===== Record set =====

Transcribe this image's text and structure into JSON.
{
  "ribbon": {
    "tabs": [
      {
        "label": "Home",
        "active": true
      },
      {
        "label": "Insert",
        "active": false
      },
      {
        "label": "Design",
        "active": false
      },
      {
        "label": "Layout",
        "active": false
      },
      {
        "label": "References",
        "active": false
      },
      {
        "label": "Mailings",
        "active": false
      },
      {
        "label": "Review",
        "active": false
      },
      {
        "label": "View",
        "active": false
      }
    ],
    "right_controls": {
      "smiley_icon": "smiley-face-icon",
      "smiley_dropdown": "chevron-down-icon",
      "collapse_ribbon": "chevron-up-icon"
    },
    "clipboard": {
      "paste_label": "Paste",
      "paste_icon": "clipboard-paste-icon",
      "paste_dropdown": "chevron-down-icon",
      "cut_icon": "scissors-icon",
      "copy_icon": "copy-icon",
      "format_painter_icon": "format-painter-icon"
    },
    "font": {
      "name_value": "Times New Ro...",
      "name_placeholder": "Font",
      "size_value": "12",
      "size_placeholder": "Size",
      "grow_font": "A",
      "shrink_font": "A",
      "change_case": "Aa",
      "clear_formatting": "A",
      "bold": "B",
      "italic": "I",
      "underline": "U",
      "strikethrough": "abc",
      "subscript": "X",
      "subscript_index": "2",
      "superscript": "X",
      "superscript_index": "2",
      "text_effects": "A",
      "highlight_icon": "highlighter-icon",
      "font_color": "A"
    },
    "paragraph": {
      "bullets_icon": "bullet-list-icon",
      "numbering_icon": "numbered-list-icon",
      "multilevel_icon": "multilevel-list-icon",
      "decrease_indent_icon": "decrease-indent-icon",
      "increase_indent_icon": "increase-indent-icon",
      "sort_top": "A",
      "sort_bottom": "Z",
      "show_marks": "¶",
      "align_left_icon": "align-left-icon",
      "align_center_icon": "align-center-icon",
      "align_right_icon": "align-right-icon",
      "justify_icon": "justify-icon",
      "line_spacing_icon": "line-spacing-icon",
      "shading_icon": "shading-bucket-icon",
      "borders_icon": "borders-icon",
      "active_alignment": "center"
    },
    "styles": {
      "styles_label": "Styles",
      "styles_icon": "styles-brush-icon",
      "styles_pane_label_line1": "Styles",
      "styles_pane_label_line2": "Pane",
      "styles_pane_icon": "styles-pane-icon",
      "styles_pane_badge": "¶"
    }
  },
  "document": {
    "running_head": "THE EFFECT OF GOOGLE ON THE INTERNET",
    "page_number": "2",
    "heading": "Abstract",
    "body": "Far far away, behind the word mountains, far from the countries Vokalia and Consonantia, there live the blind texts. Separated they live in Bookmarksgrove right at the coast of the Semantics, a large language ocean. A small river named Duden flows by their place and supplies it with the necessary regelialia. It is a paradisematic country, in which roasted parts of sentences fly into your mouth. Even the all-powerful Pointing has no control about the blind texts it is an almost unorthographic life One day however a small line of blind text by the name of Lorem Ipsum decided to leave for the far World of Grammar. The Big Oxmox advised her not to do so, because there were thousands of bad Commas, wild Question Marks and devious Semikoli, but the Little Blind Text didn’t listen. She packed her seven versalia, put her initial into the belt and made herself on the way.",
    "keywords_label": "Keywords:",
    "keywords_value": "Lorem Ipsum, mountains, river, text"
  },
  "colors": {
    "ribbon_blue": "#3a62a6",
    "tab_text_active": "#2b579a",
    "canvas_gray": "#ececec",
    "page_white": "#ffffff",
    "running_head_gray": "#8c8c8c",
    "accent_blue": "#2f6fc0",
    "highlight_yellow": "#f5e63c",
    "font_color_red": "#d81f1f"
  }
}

=====

● Written request: Locate the lines above that hold the word "indent". Show every one of them.

● Response to this exercise:
      "decrease_indent_icon": "decrease-indent-icon",
      "increase_indent_icon": "increase-indent-icon",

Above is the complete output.